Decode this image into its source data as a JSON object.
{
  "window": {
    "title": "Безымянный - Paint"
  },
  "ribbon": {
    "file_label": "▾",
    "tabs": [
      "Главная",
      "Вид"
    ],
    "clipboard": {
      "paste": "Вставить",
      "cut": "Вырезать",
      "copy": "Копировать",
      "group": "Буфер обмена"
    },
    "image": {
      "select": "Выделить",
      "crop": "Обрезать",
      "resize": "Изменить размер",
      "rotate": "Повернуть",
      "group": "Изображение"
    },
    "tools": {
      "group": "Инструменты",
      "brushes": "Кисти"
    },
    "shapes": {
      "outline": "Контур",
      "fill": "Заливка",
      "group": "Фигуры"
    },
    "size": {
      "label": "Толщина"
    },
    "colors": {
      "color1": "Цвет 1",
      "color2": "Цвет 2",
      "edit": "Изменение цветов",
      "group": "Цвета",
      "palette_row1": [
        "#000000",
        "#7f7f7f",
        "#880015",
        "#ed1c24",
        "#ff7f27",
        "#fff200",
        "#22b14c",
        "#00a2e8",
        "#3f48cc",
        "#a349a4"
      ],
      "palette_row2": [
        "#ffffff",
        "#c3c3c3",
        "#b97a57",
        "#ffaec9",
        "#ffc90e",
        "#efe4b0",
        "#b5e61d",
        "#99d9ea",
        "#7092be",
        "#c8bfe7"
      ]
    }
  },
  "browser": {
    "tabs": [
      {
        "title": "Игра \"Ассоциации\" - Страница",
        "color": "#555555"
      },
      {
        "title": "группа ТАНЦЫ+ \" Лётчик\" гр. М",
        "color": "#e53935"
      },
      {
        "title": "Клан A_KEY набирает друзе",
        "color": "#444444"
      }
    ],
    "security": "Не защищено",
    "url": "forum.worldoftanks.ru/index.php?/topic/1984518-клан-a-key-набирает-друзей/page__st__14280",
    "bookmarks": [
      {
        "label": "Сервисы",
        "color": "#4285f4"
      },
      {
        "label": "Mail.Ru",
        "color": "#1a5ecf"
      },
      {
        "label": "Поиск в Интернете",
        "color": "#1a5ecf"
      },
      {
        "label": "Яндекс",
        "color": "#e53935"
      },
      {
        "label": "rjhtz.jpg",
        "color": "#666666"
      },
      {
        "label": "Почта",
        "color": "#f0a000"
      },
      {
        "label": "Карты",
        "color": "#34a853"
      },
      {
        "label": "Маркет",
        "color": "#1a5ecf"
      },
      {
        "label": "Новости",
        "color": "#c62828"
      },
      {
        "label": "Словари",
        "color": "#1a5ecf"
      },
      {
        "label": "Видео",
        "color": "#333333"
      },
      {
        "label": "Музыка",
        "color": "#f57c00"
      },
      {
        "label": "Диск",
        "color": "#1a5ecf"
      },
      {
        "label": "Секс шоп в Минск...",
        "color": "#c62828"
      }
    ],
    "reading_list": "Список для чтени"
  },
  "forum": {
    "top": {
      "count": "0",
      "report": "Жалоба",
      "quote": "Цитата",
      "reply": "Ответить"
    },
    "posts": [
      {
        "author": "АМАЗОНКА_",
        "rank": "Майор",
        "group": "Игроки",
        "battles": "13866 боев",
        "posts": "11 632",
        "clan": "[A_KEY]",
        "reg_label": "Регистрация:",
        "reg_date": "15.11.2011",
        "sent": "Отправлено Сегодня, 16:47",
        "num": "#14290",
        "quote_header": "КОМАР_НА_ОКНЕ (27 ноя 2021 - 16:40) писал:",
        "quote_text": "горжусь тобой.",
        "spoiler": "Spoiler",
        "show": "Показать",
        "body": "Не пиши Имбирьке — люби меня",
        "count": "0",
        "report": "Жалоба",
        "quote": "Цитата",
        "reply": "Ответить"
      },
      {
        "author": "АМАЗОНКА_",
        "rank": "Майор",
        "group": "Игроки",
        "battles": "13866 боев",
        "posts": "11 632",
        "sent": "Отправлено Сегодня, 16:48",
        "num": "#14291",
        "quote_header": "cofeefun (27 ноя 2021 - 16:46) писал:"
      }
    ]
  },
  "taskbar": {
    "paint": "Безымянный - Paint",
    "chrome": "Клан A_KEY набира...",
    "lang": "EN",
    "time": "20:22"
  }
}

-*-*-

**Given task:** Show all lines from the records above where the word "Отправлено" occurs.

**Complete output:**
        "sent": "Отправлено Сегодня, 16:47",
        "sent": "Отправлено Сегодня, 16:48",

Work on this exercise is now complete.